Directions for this task: The records below are split into lines. How many of those lines contain the string "gifted"? Reply with the number only.

Data entries:
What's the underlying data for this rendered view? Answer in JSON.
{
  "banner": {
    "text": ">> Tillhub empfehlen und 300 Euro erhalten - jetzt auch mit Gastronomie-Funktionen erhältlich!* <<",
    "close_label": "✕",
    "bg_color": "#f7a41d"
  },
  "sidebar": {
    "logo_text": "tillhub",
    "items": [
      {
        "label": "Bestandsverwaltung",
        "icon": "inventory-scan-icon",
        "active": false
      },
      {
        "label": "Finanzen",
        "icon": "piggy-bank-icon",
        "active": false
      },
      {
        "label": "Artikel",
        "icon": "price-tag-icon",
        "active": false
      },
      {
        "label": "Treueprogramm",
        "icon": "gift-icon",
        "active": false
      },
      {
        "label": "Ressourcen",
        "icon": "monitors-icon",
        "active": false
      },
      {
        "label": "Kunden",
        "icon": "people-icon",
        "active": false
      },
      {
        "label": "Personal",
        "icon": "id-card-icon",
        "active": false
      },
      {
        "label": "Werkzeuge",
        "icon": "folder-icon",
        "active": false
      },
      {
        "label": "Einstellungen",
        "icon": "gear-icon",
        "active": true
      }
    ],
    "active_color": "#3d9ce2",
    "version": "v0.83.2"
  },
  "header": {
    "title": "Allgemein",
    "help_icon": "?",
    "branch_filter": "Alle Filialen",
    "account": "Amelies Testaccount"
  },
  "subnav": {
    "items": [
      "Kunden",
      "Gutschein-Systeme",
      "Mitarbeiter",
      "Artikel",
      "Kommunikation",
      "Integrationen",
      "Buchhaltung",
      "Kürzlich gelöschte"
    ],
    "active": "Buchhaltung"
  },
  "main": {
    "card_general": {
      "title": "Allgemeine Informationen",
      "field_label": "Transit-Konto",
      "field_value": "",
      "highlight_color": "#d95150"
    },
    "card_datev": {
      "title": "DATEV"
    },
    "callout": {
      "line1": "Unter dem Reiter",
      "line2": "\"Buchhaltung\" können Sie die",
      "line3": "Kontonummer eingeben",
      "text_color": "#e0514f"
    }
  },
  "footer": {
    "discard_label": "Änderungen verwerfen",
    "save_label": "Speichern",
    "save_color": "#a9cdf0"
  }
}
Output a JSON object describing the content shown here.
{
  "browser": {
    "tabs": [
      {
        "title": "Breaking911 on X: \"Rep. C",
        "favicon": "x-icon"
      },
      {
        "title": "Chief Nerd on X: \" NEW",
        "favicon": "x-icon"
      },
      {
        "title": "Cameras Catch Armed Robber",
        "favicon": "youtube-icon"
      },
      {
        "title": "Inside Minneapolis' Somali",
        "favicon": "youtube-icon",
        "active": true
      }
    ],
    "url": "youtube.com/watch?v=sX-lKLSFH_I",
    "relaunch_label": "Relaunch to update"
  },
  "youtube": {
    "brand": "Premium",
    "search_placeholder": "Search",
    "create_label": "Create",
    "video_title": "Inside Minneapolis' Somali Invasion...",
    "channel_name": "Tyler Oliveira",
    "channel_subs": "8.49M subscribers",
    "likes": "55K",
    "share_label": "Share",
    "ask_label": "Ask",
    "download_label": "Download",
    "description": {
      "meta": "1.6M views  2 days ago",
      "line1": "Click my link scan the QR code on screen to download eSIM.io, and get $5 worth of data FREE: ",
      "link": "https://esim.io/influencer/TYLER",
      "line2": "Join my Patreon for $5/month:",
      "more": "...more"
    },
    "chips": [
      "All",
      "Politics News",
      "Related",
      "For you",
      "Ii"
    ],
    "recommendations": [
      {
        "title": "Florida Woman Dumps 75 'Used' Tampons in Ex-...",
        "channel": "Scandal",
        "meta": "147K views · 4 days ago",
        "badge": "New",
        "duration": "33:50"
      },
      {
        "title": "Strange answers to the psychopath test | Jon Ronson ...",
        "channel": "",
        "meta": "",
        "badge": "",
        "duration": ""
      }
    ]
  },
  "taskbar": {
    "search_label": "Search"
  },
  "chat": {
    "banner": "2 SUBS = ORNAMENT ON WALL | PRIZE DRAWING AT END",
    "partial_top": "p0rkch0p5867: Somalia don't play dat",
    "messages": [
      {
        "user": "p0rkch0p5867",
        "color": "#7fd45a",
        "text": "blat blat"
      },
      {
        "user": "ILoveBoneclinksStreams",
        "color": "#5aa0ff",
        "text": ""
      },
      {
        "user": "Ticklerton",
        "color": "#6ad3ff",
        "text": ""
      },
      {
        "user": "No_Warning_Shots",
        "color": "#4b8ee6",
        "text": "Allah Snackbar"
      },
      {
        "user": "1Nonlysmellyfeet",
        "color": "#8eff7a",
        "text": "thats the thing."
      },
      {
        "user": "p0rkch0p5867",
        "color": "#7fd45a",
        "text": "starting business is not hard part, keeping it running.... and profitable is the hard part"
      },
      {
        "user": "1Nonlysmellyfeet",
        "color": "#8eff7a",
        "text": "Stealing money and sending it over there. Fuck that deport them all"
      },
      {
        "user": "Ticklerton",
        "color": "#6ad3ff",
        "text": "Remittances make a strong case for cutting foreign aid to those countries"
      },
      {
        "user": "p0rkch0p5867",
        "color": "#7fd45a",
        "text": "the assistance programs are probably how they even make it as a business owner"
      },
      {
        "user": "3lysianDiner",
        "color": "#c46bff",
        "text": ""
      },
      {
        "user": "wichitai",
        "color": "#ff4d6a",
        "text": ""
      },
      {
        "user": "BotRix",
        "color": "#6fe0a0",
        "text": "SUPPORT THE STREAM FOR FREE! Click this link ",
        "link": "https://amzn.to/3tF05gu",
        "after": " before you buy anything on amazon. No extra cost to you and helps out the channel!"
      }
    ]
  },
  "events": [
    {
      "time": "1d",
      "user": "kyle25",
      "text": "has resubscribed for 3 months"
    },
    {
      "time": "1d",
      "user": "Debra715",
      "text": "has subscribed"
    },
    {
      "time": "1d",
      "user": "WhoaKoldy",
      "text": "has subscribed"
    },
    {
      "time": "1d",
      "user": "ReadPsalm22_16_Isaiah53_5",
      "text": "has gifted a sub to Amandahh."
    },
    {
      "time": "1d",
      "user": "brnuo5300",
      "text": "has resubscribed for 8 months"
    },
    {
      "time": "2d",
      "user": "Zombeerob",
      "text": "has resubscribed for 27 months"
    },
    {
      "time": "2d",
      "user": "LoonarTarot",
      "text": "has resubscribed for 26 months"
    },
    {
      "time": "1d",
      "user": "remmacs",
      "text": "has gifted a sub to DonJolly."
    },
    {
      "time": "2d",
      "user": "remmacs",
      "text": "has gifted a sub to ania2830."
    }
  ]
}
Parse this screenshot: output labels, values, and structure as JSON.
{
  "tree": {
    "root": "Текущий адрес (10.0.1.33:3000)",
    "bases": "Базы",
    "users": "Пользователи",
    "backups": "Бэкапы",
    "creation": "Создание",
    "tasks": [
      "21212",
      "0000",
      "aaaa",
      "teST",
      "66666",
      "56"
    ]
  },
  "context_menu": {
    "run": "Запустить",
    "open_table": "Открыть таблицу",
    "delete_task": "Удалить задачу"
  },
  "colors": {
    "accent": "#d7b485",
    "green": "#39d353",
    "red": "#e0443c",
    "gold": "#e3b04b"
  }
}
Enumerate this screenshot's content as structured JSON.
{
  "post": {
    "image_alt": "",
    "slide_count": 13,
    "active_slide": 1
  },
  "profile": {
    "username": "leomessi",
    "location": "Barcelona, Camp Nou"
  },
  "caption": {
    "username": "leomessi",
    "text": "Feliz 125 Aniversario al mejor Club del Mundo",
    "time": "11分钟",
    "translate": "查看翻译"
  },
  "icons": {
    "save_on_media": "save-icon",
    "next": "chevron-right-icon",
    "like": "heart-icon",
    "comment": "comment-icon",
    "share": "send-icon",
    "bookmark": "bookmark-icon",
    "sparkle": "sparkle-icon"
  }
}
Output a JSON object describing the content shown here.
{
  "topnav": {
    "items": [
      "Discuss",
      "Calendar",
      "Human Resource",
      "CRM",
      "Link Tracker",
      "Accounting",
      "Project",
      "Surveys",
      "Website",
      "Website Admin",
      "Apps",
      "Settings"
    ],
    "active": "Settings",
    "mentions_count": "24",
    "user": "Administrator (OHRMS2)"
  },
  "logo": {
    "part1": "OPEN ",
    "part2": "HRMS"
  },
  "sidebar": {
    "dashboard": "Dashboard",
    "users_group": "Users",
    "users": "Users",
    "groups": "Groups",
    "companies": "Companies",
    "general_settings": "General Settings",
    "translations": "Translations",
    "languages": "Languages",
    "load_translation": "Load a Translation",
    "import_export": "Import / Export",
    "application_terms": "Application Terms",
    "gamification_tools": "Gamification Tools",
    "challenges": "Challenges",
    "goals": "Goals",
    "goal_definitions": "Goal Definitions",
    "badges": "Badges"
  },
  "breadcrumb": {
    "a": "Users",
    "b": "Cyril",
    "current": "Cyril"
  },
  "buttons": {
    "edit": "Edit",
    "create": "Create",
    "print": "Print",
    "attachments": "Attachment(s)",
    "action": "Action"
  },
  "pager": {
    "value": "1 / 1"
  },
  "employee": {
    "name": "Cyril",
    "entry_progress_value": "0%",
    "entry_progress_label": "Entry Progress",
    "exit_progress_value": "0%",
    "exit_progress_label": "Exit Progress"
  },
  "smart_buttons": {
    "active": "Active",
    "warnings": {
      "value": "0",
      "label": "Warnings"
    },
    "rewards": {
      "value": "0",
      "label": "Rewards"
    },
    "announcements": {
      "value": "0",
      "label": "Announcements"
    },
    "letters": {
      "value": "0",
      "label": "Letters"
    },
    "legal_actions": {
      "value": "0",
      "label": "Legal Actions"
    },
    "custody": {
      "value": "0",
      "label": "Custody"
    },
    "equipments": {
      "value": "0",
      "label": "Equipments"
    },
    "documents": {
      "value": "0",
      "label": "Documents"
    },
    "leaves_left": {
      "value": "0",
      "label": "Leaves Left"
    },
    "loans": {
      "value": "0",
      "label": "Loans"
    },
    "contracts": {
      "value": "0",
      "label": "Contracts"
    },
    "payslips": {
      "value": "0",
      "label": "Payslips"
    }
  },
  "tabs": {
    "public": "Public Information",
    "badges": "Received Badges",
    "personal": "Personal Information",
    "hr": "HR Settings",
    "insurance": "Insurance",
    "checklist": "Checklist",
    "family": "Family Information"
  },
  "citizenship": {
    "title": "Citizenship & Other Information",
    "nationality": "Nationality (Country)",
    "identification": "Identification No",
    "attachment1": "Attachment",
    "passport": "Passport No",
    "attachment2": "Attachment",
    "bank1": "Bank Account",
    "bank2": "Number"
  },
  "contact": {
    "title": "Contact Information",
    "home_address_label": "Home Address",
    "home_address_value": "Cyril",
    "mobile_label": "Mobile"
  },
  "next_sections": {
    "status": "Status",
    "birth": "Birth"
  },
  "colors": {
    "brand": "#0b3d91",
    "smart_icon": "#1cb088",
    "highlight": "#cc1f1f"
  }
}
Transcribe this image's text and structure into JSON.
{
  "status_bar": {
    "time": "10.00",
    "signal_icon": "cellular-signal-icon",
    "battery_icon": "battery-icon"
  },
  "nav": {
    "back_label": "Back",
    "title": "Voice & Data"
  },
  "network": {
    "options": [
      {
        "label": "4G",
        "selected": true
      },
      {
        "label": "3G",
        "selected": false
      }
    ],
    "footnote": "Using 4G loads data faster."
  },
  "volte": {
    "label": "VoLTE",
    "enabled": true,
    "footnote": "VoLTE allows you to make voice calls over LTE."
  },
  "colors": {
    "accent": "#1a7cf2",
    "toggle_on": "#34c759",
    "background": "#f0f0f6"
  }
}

Written answer: 3